Work item:
Leaving the pictures aside, restate all of the data exactly.

Data to use:
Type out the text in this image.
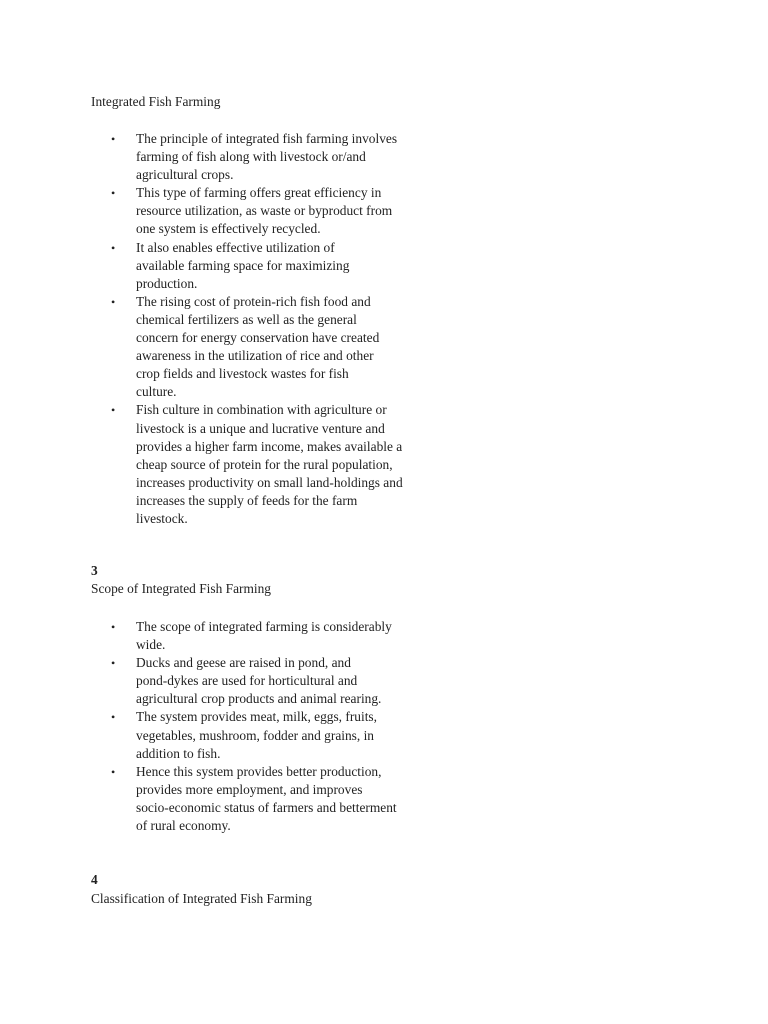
Integrated Fish Farming
• The principle of integrated fish farming involves
farming of fish along with livestock or/and
agricultural crops.
• This type of farming offers great efficiency in
resource utilization, as waste or byproduct from
one system is effectively recycled.
• It also enables effective utilization of
available farming space for maximizing
production.
• The rising cost of protein-rich fish food and
chemical fertilizers as well as the general
concern for energy conservation have created
awareness in the utilization of rice and other
crop fields and livestock wastes for fish
culture.
• Fish culture in combination with agriculture or
livestock is a unique and lucrative venture and
provides a higher farm income, makes available a
cheap source of protein for the rural population,
increases productivity on small land-holdings and
increases the supply of feeds for the farm
livestock.
3
Scope of Integrated Fish Farming
• The scope of integrated farming is considerably
wide.
• Ducks and geese are raised in pond, and
pond-dykes are used for horticultural and
agricultural crop products and animal rearing.
• The system provides meat, milk, eggs, fruits,
vegetables, mushroom, fodder and grains, in
addition to fish.
• Hence this system provides better production,
provides more employment, and improves
socio-economic status of farmers and betterment
of rural economy.
4
Classification of Integrated Fish Farming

Answer for this exercise:
Type out the text in this image.
Integrated Fish Farming
• The principle of integrated fish farming involves
farming of fish along with livestock or/and
agricultural crops.
• This type of farming offers great efficiency in
resource utilization, as waste or byproduct from
one system is effectively recycled.
• It also enables effective utilization of
available farming space for maximizing
production.
• The rising cost of protein-rich fish food and
chemical fertilizers as well as the general
concern for energy conservation have created
awareness in the utilization of rice and other
crop fields and livestock wastes for fish
culture.
• Fish culture in combination with agriculture or
livestock is a unique and lucrative venture and
provides a higher farm income, makes available a
cheap source of protein for the rural population,
increases productivity on small land-holdings and
increases the supply of feeds for the farm
livestock.
3
Scope of Integrated Fish Farming
• The scope of integrated farming is considerably
wide.
• Ducks and geese are raised in pond, and
pond-dykes are used for horticultural and
agricultural crop products and animal rearing.
• The system provides meat, milk, eggs, fruits,
vegetables, mushroom, fodder and grains, in
addition to fish.
• Hence this system provides better production,
provides more employment, and improves
socio-economic status of farmers and betterment
of rural economy.
4
Classification of Integrated Fish Farming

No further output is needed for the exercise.